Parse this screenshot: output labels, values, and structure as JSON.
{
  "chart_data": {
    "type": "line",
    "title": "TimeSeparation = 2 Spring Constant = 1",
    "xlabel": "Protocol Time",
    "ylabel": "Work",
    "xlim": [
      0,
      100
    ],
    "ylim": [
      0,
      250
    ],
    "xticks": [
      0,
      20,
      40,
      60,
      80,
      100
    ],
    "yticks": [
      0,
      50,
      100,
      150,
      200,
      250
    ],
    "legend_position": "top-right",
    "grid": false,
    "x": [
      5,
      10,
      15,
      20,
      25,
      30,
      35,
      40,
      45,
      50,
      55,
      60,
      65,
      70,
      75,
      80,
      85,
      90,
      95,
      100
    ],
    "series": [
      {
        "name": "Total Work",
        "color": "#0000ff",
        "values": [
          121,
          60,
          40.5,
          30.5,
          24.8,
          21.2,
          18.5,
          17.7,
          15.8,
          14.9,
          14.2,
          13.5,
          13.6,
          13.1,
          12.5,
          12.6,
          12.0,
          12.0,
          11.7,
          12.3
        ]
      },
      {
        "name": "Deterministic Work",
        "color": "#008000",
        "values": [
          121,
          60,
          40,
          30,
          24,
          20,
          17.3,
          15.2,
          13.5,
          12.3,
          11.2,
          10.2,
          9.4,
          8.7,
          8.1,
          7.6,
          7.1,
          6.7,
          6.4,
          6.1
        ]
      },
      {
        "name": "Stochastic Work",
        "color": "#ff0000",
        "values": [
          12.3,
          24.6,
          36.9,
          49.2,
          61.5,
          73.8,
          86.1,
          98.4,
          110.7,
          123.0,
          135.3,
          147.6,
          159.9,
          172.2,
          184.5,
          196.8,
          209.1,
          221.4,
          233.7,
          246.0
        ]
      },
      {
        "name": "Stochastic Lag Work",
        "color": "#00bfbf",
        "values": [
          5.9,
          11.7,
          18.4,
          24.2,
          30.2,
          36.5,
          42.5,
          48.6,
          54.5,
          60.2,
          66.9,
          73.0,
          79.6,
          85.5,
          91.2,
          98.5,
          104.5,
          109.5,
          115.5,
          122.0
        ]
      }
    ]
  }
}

——————————

• To be done
Write down every line of the data exactly as it appears above.

• The completed task
Parse this screenshot: output labels, values, and structure as JSON.
{
  "chart_data": {
    "type": "line",
    "title": "TimeSeparation = 2 Spring Constant = 1",
    "xlabel": "Protocol Time",
    "ylabel": "Work",
    "xlim": [
      0,
      100
    ],
    "ylim": [
      0,
      250
    ],
    "xticks": [
      0,
      20,
      40,
      60,
      80,
      100
    ],
    "yticks": [
      0,
      50,
      100,
      150,
      200,
      250
    ],
    "legend_position": "top-right",
    "grid": false,
    "x": [
      5,
      10,
      15,
      20,
      25,
      30,
      35,
      40,
      45,
      50,
      55,
      60,
      65,
      70,
      75,
      80,
      85,
      90,
      95,
      100
    ],
    "series": [
      {
        "name": "Total Work",
        "color": "#0000ff",
        "values": [
          121,
          60,
          40.5,
          30.5,
          24.8,
          21.2,
          18.5,
          17.7,
          15.8,
          14.9,
          14.2,
          13.5,
          13.6,
          13.1,
          12.5,
          12.6,
          12.0,
          12.0,
          11.7,
          12.3
        ]
      },
      {
        "name": "Deterministic Work",
        "color": "#008000",
        "values": [
          121,
          60,
          40,
          30,
          24,
          20,
          17.3,
          15.2,
          13.5,
          12.3,
          11.2,
          10.2,
          9.4,
          8.7,
          8.1,
          7.6,
          7.1,
          6.7,
          6.4,
          6.1
        ]
      },
      {
        "name": "Stochastic Work",
        "color": "#ff0000",
        "values": [
          12.3,
          24.6,
          36.9,
          49.2,
          61.5,
          73.8,
          86.1,
          98.4,
          110.7,
          123.0,
          135.3,
          147.6,
          159.9,
          172.2,
          184.5,
          196.8,
          209.1,
          221.4,
          233.7,
          246.0
        ]
      },
      {
        "name": "Stochastic Lag Work",
        "color": "#00bfbf",
        "values": [
          5.9,
          11.7,
          18.4,
          24.2,
          30.2,
          36.5,
          42.5,
          48.6,
          54.5,
          60.2,
          66.9,
          73.0,
          79.6,
          85.5,
          91.2,
          98.5,
          104.5,
          109.5,
          115.5,
          122.0
        ]
      }
    ]
  }
}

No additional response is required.